● **Task input**:

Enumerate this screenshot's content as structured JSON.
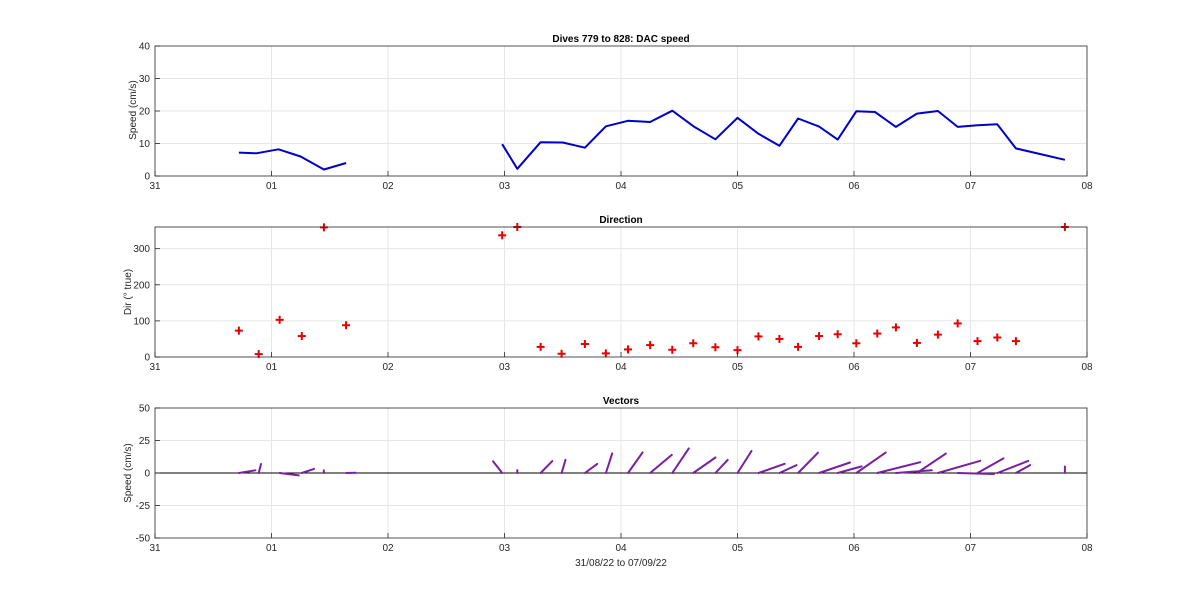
{
  "chart_data": [
    {
      "type": "line",
      "title": "Dives 779 to 828: DAC speed",
      "xlabel": "",
      "ylabel": "Speed (cm/s)",
      "x_ticks": [
        "31",
        "01",
        "02",
        "03",
        "04",
        "05",
        "06",
        "07",
        "08"
      ],
      "xlim_days": [
        0,
        8
      ],
      "ylim": [
        0,
        40
      ],
      "y_ticks": [
        "0",
        "10",
        "20",
        "30",
        "40"
      ],
      "grid": true,
      "color": "#0000c8",
      "segments": [
        [
          [
            0.72,
            7.2
          ],
          [
            0.87,
            7.0
          ],
          [
            1.06,
            8.2
          ],
          [
            1.25,
            6.0
          ],
          [
            1.45,
            2.0
          ],
          [
            1.64,
            4.0
          ]
        ],
        [
          [
            2.98,
            9.8
          ],
          [
            3.11,
            2.2
          ],
          [
            3.31,
            10.4
          ],
          [
            3.5,
            10.3
          ],
          [
            3.69,
            8.7
          ],
          [
            3.87,
            15.3
          ],
          [
            4.06,
            17.0
          ],
          [
            4.25,
            16.6
          ],
          [
            4.44,
            20.1
          ],
          [
            4.63,
            15.1
          ],
          [
            4.81,
            11.3
          ],
          [
            5.0,
            17.9
          ],
          [
            5.18,
            13.0
          ],
          [
            5.36,
            9.3
          ],
          [
            5.52,
            17.7
          ],
          [
            5.7,
            15.2
          ],
          [
            5.86,
            11.2
          ],
          [
            6.02,
            19.9
          ],
          [
            6.18,
            19.7
          ],
          [
            6.36,
            15.1
          ],
          [
            6.54,
            19.2
          ],
          [
            6.72,
            20.0
          ],
          [
            6.89,
            15.1
          ],
          [
            7.06,
            15.6
          ],
          [
            7.23,
            15.9
          ],
          [
            7.39,
            8.5
          ],
          [
            7.81,
            5.0
          ]
        ]
      ]
    },
    {
      "type": "scatter",
      "title": "Direction",
      "xlabel": "",
      "ylabel": "Dir (° true)",
      "x_ticks": [
        "31",
        "01",
        "02",
        "03",
        "04",
        "05",
        "06",
        "07",
        "08"
      ],
      "xlim_days": [
        0,
        8
      ],
      "ylim": [
        0,
        360
      ],
      "y_ticks": [
        "0",
        "100",
        "200",
        "300"
      ],
      "grid": true,
      "color": "#e60000",
      "marker": "plus",
      "points": [
        [
          0.72,
          73
        ],
        [
          0.89,
          8
        ],
        [
          1.07,
          103
        ],
        [
          1.26,
          58
        ],
        [
          1.45,
          359
        ],
        [
          1.64,
          88
        ],
        [
          2.98,
          337
        ],
        [
          3.11,
          360
        ],
        [
          3.31,
          28
        ],
        [
          3.49,
          9
        ],
        [
          3.69,
          36
        ],
        [
          3.87,
          10
        ],
        [
          4.06,
          21
        ],
        [
          4.25,
          33
        ],
        [
          4.44,
          20
        ],
        [
          4.62,
          38
        ],
        [
          4.81,
          27
        ],
        [
          5.0,
          19
        ],
        [
          5.18,
          57
        ],
        [
          5.36,
          50
        ],
        [
          5.52,
          28
        ],
        [
          5.7,
          58
        ],
        [
          5.86,
          63
        ],
        [
          6.02,
          38
        ],
        [
          6.2,
          65
        ],
        [
          6.36,
          82
        ],
        [
          6.54,
          39
        ],
        [
          6.72,
          62
        ],
        [
          6.89,
          93
        ],
        [
          7.06,
          44
        ],
        [
          7.23,
          54
        ],
        [
          7.39,
          44
        ],
        [
          7.81,
          360
        ]
      ]
    },
    {
      "type": "quiver",
      "title": "Vectors",
      "xlabel": "31/08/22 to 07/09/22",
      "ylabel": "Speed (cm/s)",
      "x_ticks": [
        "31",
        "01",
        "02",
        "03",
        "04",
        "05",
        "06",
        "07",
        "08"
      ],
      "xlim_days": [
        0,
        8
      ],
      "ylim": [
        -50,
        50
      ],
      "y_ticks": [
        "-50",
        "-25",
        "0",
        "25",
        "50"
      ],
      "grid": true,
      "color": "#7a1fa2",
      "vectors": [
        [
          0.72,
          7.2,
          73
        ],
        [
          0.89,
          7.0,
          8
        ],
        [
          1.07,
          8.2,
          103
        ],
        [
          1.26,
          6.0,
          58
        ],
        [
          1.45,
          2.0,
          359
        ],
        [
          1.64,
          4.0,
          88
        ],
        [
          2.98,
          9.8,
          337
        ],
        [
          3.11,
          2.2,
          360
        ],
        [
          3.31,
          10.4,
          28
        ],
        [
          3.49,
          10.3,
          9
        ],
        [
          3.69,
          8.7,
          36
        ],
        [
          3.87,
          15.3,
          10
        ],
        [
          4.06,
          17.0,
          21
        ],
        [
          4.25,
          16.6,
          33
        ],
        [
          4.44,
          20.1,
          20
        ],
        [
          4.62,
          15.1,
          38
        ],
        [
          4.81,
          11.3,
          27
        ],
        [
          5.0,
          17.9,
          19
        ],
        [
          5.18,
          13.0,
          57
        ],
        [
          5.36,
          9.3,
          50
        ],
        [
          5.52,
          17.7,
          28
        ],
        [
          5.7,
          15.2,
          58
        ],
        [
          5.86,
          11.2,
          63
        ],
        [
          6.02,
          19.9,
          38
        ],
        [
          6.2,
          19.7,
          65
        ],
        [
          6.36,
          15.1,
          82
        ],
        [
          6.54,
          19.2,
          39
        ],
        [
          6.72,
          20.0,
          62
        ],
        [
          6.89,
          15.1,
          93
        ],
        [
          7.06,
          15.6,
          44
        ],
        [
          7.23,
          15.9,
          54
        ],
        [
          7.39,
          8.5,
          44
        ],
        [
          7.81,
          5.0,
          360
        ]
      ]
    }
  ]
}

● **Exercise aim**:
The listing above needs to be output again exactly. Don't include the pictures.

● **Response to this exercise**:
Enumerate this screenshot's content as structured JSON.
{
  "chart_data": [
    {
      "type": "line",
      "title": "Dives 779 to 828: DAC speed",
      "xlabel": "",
      "ylabel": "Speed (cm/s)",
      "x_ticks": [
        "31",
        "01",
        "02",
        "03",
        "04",
        "05",
        "06",
        "07",
        "08"
      ],
      "xlim_days": [
        0,
        8
      ],
      "ylim": [
        0,
        40
      ],
      "y_ticks": [
        "0",
        "10",
        "20",
        "30",
        "40"
      ],
      "grid": true,
      "color": "#0000c8",
      "segments": [
        [
          [
            0.72,
            7.2
          ],
          [
            0.87,
            7.0
          ],
          [
            1.06,
            8.2
          ],
          [
            1.25,
            6.0
          ],
          [
            1.45,
            2.0
          ],
          [
            1.64,
            4.0
          ]
        ],
        [
          [
            2.98,
            9.8
          ],
          [
            3.11,
            2.2
          ],
          [
            3.31,
            10.4
          ],
          [
            3.5,
            10.3
          ],
          [
            3.69,
            8.7
          ],
          [
            3.87,
            15.3
          ],
          [
            4.06,
            17.0
          ],
          [
            4.25,
            16.6
          ],
          [
            4.44,
            20.1
          ],
          [
            4.63,
            15.1
          ],
          [
            4.81,
            11.3
          ],
          [
            5.0,
            17.9
          ],
          [
            5.18,
            13.0
          ],
          [
            5.36,
            9.3
          ],
          [
            5.52,
            17.7
          ],
          [
            5.7,
            15.2
          ],
          [
            5.86,
            11.2
          ],
          [
            6.02,
            19.9
          ],
          [
            6.18,
            19.7
          ],
          [
            6.36,
            15.1
          ],
          [
            6.54,
            19.2
          ],
          [
            6.72,
            20.0
          ],
          [
            6.89,
            15.1
          ],
          [
            7.06,
            15.6
          ],
          [
            7.23,
            15.9
          ],
          [
            7.39,
            8.5
          ],
          [
            7.81,
            5.0
          ]
        ]
      ]
    },
    {
      "type": "scatter",
      "title": "Direction",
      "xlabel": "",
      "ylabel": "Dir (° true)",
      "x_ticks": [
        "31",
        "01",
        "02",
        "03",
        "04",
        "05",
        "06",
        "07",
        "08"
      ],
      "xlim_days": [
        0,
        8
      ],
      "ylim": [
        0,
        360
      ],
      "y_ticks": [
        "0",
        "100",
        "200",
        "300"
      ],
      "grid": true,
      "color": "#e60000",
      "marker": "plus",
      "points": [
        [
          0.72,
          73
        ],
        [
          0.89,
          8
        ],
        [
          1.07,
          103
        ],
        [
          1.26,
          58
        ],
        [
          1.45,
          359
        ],
        [
          1.64,
          88
        ],
        [
          2.98,
          337
        ],
        [
          3.11,
          360
        ],
        [
          3.31,
          28
        ],
        [
          3.49,
          9
        ],
        [
          3.69,
          36
        ],
        [
          3.87,
          10
        ],
        [
          4.06,
          21
        ],
        [
          4.25,
          33
        ],
        [
          4.44,
          20
        ],
        [
          4.62,
          38
        ],
        [
          4.81,
          27
        ],
        [
          5.0,
          19
        ],
        [
          5.18,
          57
        ],
        [
          5.36,
          50
        ],
        [
          5.52,
          28
        ],
        [
          5.7,
          58
        ],
        [
          5.86,
          63
        ],
        [
          6.02,
          38
        ],
        [
          6.2,
          65
        ],
        [
          6.36,
          82
        ],
        [
          6.54,
          39
        ],
        [
          6.72,
          62
        ],
        [
          6.89,
          93
        ],
        [
          7.06,
          44
        ],
        [
          7.23,
          54
        ],
        [
          7.39,
          44
        ],
        [
          7.81,
          360
        ]
      ]
    },
    {
      "type": "quiver",
      "title": "Vectors",
      "xlabel": "31/08/22 to 07/09/22",
      "ylabel": "Speed (cm/s)",
      "x_ticks": [
        "31",
        "01",
        "02",
        "03",
        "04",
        "05",
        "06",
        "07",
        "08"
      ],
      "xlim_days": [
        0,
        8
      ],
      "ylim": [
        -50,
        50
      ],
      "y_ticks": [
        "-50",
        "-25",
        "0",
        "25",
        "50"
      ],
      "grid": true,
      "color": "#7a1fa2",
      "vectors": [
        [
          0.72,
          7.2,
          73
        ],
        [
          0.89,
          7.0,
          8
        ],
        [
          1.07,
          8.2,
          103
        ],
        [
          1.26,
          6.0,
          58
        ],
        [
          1.45,
          2.0,
          359
        ],
        [
          1.64,
          4.0,
          88
        ],
        [
          2.98,
          9.8,
          337
        ],
        [
          3.11,
          2.2,
          360
        ],
        [
          3.31,
          10.4,
          28
        ],
        [
          3.49,
          10.3,
          9
        ],
        [
          3.69,
          8.7,
          36
        ],
        [
          3.87,
          15.3,
          10
        ],
        [
          4.06,
          17.0,
          21
        ],
        [
          4.25,
          16.6,
          33
        ],
        [
          4.44,
          20.1,
          20
        ],
        [
          4.62,
          15.1,
          38
        ],
        [
          4.81,
          11.3,
          27
        ],
        [
          5.0,
          17.9,
          19
        ],
        [
          5.18,
          13.0,
          57
        ],
        [
          5.36,
          9.3,
          50
        ],
        [
          5.52,
          17.7,
          28
        ],
        [
          5.7,
          15.2,
          58
        ],
        [
          5.86,
          11.2,
          63
        ],
        [
          6.02,
          19.9,
          38
        ],
        [
          6.2,
          19.7,
          65
        ],
        [
          6.36,
          15.1,
          82
        ],
        [
          6.54,
          19.2,
          39
        ],
        [
          6.72,
          20.0,
          62
        ],
        [
          6.89,
          15.1,
          93
        ],
        [
          7.06,
          15.6,
          44
        ],
        [
          7.23,
          15.9,
          54
        ],
        [
          7.39,
          8.5,
          44
        ],
        [
          7.81,
          5.0,
          360
        ]
      ]
    }
  ]
}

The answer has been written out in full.